begin INFORMATION GIVEN

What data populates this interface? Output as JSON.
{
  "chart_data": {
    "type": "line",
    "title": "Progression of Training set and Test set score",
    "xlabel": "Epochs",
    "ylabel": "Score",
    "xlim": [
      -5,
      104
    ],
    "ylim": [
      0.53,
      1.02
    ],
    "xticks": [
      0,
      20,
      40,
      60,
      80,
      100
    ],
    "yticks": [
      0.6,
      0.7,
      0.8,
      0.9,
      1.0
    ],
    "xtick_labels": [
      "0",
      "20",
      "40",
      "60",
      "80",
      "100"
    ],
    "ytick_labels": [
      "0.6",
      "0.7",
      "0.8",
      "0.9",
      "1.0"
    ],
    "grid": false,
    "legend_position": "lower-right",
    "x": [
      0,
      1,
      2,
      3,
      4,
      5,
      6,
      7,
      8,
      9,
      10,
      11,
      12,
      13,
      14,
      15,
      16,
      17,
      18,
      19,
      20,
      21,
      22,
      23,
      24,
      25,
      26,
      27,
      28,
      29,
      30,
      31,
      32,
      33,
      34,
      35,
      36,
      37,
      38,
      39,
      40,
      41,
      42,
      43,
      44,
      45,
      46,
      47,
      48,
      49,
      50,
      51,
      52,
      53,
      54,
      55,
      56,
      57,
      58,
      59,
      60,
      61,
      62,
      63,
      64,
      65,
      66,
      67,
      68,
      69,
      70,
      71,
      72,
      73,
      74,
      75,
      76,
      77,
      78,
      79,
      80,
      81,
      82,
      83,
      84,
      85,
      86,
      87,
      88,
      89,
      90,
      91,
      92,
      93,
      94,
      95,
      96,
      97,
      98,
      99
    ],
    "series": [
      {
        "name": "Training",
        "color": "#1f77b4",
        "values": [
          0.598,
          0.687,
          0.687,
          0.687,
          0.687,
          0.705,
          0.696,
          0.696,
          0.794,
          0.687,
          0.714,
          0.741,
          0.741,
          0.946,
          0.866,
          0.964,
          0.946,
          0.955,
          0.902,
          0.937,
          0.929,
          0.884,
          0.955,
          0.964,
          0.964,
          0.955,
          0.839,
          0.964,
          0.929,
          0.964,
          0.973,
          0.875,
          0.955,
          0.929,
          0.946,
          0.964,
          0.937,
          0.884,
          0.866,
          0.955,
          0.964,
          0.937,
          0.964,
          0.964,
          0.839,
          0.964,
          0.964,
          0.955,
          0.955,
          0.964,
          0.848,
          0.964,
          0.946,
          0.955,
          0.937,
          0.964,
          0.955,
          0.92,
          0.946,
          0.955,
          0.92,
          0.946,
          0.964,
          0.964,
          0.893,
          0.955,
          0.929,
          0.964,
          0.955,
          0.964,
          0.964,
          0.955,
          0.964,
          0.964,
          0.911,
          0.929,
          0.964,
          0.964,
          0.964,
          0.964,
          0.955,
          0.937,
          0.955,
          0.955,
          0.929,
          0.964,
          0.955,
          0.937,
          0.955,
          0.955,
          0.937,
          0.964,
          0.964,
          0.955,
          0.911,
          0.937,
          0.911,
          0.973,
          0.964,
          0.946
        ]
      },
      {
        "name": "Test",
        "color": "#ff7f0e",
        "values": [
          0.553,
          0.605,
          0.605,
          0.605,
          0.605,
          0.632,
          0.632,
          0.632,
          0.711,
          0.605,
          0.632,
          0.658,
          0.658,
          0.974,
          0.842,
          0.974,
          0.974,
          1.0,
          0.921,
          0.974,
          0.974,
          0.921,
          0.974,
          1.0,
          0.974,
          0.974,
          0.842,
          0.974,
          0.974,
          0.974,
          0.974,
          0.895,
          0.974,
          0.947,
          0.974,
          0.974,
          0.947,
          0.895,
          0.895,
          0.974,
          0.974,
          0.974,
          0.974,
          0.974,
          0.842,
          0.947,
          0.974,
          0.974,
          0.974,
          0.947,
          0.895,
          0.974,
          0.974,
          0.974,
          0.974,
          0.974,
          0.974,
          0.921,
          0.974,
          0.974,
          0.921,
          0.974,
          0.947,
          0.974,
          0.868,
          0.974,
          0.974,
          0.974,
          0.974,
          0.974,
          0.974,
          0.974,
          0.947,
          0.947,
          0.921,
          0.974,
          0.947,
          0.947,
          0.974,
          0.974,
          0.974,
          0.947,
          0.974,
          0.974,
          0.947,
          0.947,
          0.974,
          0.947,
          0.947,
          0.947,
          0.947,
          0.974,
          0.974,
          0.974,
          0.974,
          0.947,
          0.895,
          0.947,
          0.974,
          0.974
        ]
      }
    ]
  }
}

end INFORMATION GIVEN

### [EXERCISE]
Check each line of the records for "Test" and copy the ones that contain it.

### [SOLUTION TO THIS TASK]
    "title": "Progression of Training set and Test set score",
        "name": "Test",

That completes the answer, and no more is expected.